This gives sex workers two options (three if you count ‘starve’). Work with a company that takes a high percentage of your revenue for the convince of paying you, or put someone else — a non-SWer — in charge of your money.
Here we go. @NickKristof calls for Paypal to stop working with adult companies — with no mention of the real ways CSAM is shared online. Because private social media channels and the Dark Web aren't of interest to the evangelicals he works with. nytimes.com/2021/04/16/opi…
His source again is Laila Micklewait, who — again — is not with Exodus Cry, an Evangelical organization that wants to stop sex work, but with "The Justice Defense Fund"
And just for good I-don't-care-about-actual-data measure, he throws in the terrible study from the British Journal of Criminology and *drumroll* entirely misrepresents it. Now it shows *actual* sexual violence.
The day after Mastercard unveils extensive consent verification for all content, @NCOSE says that verification doesn't actually matter *after all* — because it could be coerced.
Their answer: Criminal prosecution of those who sell adult content.
After all, according to NCOSE it could be ... Artificial Intelligence, and AI can't consent!
Don't know how many times we have to say this, but @NCOSE and @ExodusCry are not serious about #Traffickinghub. It's a means to an end to get adult content off the internet, and they'll move the goal posts every time. You can not negotiate with the American Taliban.
If you're a journalist who listen solely to evangelicals, this sort of patrolling of adult content seems reasonable and easy. If you listen to sex workers —the ones most likely to be harmed — you would understand why it's not.
There's nothing in these new rules that limits this to porn sites. Unless Mastercard clarifies, we should assume this applies to every site that home to adult content on the internet — from Wikipedia to Twitter.

:: PROVIDED DATA ::
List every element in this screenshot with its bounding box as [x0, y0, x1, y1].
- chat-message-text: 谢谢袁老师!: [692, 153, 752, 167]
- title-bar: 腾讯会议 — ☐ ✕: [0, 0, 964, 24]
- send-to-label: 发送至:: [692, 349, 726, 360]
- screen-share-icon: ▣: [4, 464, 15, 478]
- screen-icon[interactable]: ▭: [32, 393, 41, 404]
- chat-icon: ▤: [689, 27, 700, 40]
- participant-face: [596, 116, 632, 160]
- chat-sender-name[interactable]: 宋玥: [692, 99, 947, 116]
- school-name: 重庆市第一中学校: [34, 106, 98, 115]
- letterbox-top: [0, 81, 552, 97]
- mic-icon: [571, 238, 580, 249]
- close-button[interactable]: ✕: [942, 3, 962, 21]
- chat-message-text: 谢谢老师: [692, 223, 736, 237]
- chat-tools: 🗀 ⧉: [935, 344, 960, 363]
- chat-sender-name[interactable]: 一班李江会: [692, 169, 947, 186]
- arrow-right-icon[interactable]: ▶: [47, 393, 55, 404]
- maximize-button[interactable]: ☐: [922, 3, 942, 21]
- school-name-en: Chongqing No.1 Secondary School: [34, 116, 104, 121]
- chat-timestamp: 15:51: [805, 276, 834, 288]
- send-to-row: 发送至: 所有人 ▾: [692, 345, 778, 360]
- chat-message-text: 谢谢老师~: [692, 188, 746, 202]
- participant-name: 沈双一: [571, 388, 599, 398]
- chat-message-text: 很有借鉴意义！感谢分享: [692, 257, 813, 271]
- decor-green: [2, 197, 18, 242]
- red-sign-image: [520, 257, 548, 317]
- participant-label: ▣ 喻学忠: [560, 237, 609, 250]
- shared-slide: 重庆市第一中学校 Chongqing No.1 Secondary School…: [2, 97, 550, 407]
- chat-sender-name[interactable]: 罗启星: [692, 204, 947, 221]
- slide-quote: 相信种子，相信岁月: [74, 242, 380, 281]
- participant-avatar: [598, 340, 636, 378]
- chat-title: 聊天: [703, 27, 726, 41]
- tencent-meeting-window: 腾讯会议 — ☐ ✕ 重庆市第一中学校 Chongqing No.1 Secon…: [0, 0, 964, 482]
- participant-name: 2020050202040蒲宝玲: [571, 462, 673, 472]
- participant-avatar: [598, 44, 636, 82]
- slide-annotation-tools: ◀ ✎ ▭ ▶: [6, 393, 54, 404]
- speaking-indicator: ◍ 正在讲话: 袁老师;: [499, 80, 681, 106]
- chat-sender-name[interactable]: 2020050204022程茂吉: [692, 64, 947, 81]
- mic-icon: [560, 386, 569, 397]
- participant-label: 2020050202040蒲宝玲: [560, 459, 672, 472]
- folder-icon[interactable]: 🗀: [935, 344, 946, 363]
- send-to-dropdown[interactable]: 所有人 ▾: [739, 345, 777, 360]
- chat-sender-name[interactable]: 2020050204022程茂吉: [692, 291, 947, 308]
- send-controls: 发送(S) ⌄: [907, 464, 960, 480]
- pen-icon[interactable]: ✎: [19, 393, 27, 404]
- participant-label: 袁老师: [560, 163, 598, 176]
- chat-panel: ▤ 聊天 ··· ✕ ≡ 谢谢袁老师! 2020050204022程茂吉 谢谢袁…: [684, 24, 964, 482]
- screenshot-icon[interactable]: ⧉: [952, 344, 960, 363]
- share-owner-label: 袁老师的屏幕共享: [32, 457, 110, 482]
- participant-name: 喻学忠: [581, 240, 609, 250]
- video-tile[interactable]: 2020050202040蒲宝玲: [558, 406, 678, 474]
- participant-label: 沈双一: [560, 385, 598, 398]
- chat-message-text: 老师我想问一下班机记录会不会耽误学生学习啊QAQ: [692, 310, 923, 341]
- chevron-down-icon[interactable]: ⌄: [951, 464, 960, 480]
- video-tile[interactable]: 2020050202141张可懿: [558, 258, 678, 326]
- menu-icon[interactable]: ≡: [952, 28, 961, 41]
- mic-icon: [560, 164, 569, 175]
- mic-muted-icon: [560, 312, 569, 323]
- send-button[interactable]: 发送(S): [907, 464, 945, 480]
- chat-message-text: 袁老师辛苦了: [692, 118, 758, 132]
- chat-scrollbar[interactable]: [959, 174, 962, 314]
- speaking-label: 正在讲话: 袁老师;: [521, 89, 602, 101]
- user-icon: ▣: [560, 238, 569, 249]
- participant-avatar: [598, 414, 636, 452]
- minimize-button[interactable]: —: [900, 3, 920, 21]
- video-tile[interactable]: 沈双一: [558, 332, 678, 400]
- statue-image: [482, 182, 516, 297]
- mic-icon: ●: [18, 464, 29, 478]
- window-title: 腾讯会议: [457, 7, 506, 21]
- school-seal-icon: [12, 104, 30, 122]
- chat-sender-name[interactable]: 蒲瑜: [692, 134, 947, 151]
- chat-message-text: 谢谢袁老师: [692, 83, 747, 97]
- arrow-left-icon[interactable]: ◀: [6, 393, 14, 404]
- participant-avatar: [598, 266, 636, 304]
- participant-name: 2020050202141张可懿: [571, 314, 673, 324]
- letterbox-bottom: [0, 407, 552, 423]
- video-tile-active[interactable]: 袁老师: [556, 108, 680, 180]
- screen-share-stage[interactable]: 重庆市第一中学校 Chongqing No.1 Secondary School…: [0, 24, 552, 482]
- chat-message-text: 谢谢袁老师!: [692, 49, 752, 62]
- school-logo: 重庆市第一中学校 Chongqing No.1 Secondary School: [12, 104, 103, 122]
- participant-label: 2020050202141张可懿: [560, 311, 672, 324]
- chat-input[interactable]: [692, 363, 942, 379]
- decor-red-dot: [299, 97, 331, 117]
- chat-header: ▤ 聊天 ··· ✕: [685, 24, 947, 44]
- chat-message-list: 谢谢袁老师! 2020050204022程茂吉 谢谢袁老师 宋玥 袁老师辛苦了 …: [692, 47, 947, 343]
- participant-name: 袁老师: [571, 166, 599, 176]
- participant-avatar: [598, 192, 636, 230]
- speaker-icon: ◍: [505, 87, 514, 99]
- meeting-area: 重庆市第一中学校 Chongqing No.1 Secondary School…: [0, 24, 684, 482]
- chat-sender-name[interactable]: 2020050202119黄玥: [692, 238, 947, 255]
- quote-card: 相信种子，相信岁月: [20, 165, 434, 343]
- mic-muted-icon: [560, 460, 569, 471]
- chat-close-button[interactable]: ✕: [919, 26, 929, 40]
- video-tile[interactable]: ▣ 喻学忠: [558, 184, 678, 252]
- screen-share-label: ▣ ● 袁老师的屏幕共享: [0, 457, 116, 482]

:: WHAT THIS EXERCISE ASKS ::
**A)** Reproduce the passage of the thread on adult content and payment companies from "The day after" to "could be coerced.", word for word.
**B)** Write the next part of the thread on adult content and payment companies, picking up after its last post.

:: PER-TASK OUTPUTS ::
**A)**
The day after Mastercard unveils extensive consent verification for all content, @NCOSE says that verification doesn't actually matter *after all* — because it could be coerced.

**B)**
Pornhub, which evangelicals used @NickKristof to take down, complies with all the regulations. (They're still going after it.) The Mastercard rules will take care of the rest — the ones that are responsible, that don't take user-generated content, the small performer platforms.
Mastercard has announced it will require documentation of "clear, unambiguous, and documented consent" on all adult images on any site that processes using its credit cards. It's hard to see this as anything as a disaster for sex workers. 1/
While everyone — especially sex workers — want networks content is legal and consensual, regulations such as these will either mean social media sites like Twitter and Reddit will now have to store performer IDs and model releases or... 2/
...more likely, just stop dealing with adult content entirely. If not, they risk not being able to process payments on their network. It's hard to explain how short-sighted this is, and how devastating it will be to independent performers 3/
Remember that @NCOSE doesn't believe in the right to sex worker speech. They want it deplatformed and prosecuted. When they say #shutitdown, they're not just talking about Pornhub — they want sex and sex workers off the internet entirely.
The next stated target is @OnlyFans. They say want to save the creators from the "psychological, emotional and physical harm" they are putting on themselves.